_PROBLEM_
Copy every line, leaving nothing out and adding nothing.

_DATASET RECORDS_
···

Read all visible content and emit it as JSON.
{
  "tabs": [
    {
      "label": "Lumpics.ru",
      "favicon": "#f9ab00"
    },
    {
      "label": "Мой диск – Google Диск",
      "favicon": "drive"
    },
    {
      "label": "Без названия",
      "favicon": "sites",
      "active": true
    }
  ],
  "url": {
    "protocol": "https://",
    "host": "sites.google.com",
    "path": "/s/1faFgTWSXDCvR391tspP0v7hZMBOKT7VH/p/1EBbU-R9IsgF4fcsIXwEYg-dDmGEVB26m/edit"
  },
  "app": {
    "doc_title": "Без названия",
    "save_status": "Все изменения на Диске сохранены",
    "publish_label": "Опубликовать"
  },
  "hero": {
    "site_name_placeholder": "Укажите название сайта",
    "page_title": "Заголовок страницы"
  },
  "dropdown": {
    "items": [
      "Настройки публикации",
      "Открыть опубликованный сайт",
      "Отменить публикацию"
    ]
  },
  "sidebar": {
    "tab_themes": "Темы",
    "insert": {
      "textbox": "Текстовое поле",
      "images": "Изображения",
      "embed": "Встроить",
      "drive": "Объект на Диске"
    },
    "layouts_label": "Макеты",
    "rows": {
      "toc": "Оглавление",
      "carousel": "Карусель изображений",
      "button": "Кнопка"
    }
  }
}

···

_SOLVED PROBLEM_
Read all visible content and emit it as JSON.
{
  "tabs": [
    {
      "label": "Lumpics.ru",
      "favicon": "#f9ab00"
    },
    {
      "label": "Мой диск – Google Диск",
      "favicon": "drive"
    },
    {
      "label": "Без названия",
      "favicon": "sites",
      "active": true
    }
  ],
  "url": {
    "protocol": "https://",
    "host": "sites.google.com",
    "path": "/s/1faFgTWSXDCvR391tspP0v7hZMBOKT7VH/p/1EBbU-R9IsgF4fcsIXwEYg-dDmGEVB26m/edit"
  },
  "app": {
    "doc_title": "Без названия",
    "save_status": "Все изменения на Диске сохранены",
    "publish_label": "Опубликовать"
  },
  "hero": {
    "site_name_placeholder": "Укажите название сайта",
    "page_title": "Заголовок страницы"
  },
  "dropdown": {
    "items": [
      "Настройки публикации",
      "Открыть опубликованный сайт",
      "Отменить публикацию"
    ]
  },
  "sidebar": {
    "tab_themes": "Темы",
    "insert": {
      "textbox": "Текстовое поле",
      "images": "Изображения",
      "embed": "Встроить",
      "drive": "Объект на Диске"
    },
    "layouts_label": "Макеты",
    "rows": {
      "toc": "Оглавление",
      "carousel": "Карусель изображений",
      "button": "Кнопка"
    }
  }
}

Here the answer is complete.